◆ **Short exercise**: What follows is a set of entries. Give them again exactly, without the pictures.
--- START OF Data listing ---
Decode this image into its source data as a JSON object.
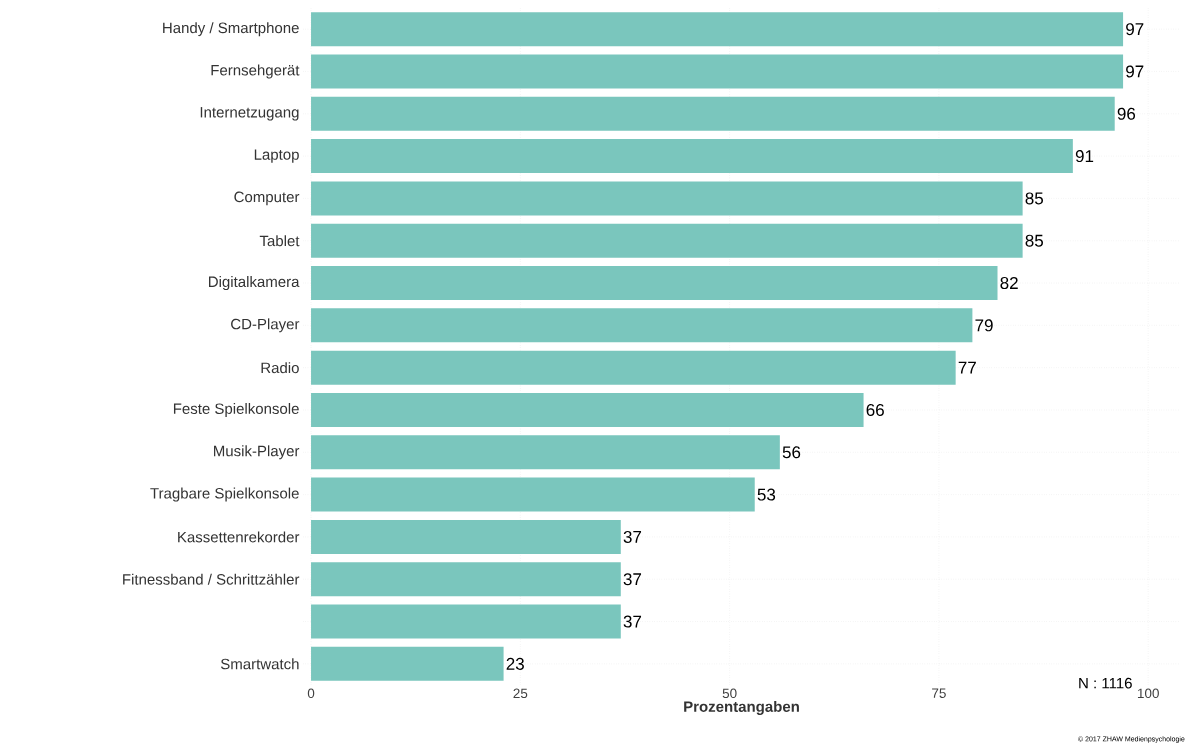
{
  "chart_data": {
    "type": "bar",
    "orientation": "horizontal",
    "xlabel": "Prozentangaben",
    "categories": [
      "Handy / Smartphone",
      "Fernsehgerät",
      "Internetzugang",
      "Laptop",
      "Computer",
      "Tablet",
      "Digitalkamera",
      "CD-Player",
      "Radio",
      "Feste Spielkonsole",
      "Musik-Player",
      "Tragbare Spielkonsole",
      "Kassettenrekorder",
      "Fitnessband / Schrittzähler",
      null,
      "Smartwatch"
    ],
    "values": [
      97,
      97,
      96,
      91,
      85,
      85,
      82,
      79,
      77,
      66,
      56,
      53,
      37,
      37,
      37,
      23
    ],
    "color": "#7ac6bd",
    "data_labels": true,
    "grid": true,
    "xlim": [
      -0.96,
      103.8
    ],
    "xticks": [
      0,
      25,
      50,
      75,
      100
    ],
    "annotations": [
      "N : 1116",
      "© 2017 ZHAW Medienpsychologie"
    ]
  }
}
--- END OF Data listing ---
◆ **Result of this task**:
Decode this image into its source data as a JSON object.
{
  "chart_data": {
    "type": "bar",
    "orientation": "horizontal",
    "xlabel": "Prozentangaben",
    "categories": [
      "Handy / Smartphone",
      "Fernsehgerät",
      "Internetzugang",
      "Laptop",
      "Computer",
      "Tablet",
      "Digitalkamera",
      "CD-Player",
      "Radio",
      "Feste Spielkonsole",
      "Musik-Player",
      "Tragbare Spielkonsole",
      "Kassettenrekorder",
      "Fitnessband / Schrittzähler",
      null,
      "Smartwatch"
    ],
    "values": [
      97,
      97,
      96,
      91,
      85,
      85,
      82,
      79,
      77,
      66,
      56,
      53,
      37,
      37,
      37,
      23
    ],
    "color": "#7ac6bd",
    "data_labels": true,
    "grid": true,
    "xlim": [
      -0.96,
      103.8
    ],
    "xticks": [
      0,
      25,
      50,
      75,
      100
    ],
    "annotations": [
      "N : 1116",
      "© 2017 ZHAW Medienpsychologie"
    ]
  }
}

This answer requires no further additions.